#### Record excerpts ####

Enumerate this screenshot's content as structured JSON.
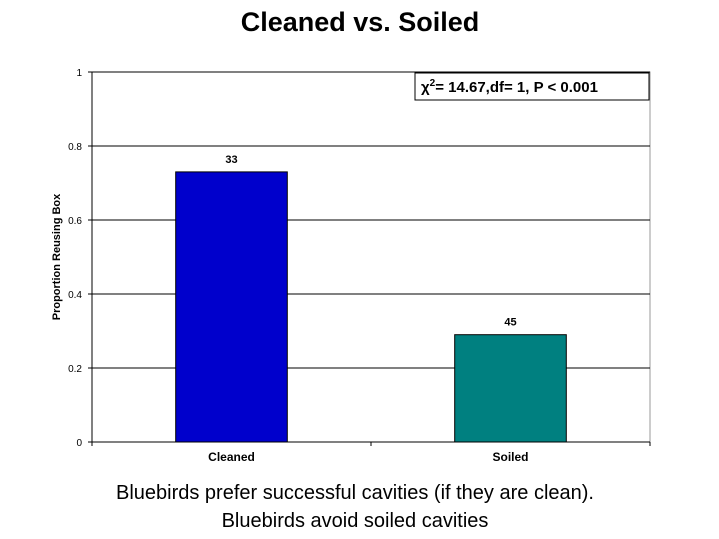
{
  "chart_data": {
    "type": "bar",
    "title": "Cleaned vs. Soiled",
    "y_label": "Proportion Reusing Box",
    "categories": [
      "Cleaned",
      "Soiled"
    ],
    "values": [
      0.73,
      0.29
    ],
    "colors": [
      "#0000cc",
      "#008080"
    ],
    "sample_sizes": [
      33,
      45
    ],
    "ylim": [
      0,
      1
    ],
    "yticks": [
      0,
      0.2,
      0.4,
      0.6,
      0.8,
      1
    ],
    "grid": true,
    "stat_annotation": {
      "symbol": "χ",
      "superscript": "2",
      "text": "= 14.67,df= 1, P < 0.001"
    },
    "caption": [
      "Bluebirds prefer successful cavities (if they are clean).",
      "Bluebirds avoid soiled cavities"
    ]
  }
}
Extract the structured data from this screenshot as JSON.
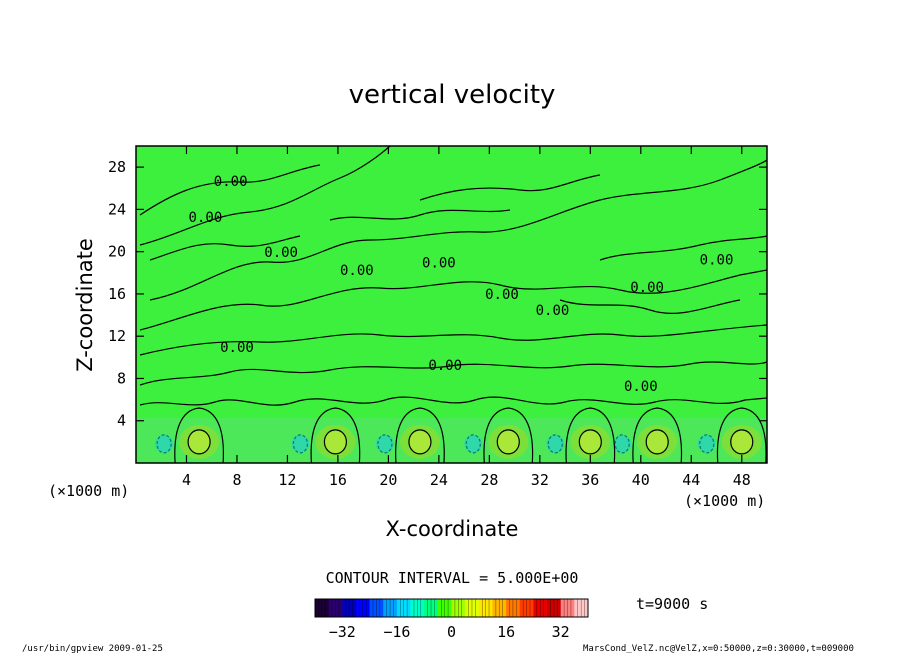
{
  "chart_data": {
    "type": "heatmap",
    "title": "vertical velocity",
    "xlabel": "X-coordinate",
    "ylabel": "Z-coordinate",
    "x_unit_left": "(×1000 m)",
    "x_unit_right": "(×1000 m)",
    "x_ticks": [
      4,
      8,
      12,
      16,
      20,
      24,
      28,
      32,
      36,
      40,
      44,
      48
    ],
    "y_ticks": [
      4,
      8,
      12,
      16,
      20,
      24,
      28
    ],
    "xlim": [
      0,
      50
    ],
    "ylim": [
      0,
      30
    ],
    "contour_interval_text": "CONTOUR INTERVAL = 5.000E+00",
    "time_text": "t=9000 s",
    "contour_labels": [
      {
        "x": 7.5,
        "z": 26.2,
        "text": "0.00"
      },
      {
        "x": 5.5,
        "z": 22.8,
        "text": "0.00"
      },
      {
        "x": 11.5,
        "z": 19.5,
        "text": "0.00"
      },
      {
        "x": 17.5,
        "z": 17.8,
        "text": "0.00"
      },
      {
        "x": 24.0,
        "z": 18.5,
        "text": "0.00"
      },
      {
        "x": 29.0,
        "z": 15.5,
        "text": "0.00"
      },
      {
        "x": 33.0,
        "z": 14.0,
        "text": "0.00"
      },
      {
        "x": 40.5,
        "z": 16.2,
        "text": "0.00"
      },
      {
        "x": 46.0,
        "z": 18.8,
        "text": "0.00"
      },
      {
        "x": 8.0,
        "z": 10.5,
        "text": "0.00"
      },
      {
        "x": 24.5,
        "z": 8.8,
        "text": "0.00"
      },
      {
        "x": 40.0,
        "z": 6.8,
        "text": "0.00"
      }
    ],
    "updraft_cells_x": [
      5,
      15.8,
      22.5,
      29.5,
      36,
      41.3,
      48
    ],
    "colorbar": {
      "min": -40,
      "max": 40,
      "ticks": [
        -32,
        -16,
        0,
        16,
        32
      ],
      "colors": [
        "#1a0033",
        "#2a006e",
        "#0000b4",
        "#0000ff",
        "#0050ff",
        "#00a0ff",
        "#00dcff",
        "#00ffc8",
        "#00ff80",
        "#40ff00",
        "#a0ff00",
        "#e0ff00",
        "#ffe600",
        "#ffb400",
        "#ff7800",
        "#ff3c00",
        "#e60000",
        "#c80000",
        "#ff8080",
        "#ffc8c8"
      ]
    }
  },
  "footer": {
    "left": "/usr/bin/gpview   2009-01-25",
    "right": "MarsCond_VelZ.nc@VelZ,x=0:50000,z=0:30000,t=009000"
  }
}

####

■ What the task asks ■
Copy every line above that includes the string "JSON".

■ Answer below ■
Enumerate this screenshot's content as structured JSON.
Extract the structured data from this screenshot as JSON.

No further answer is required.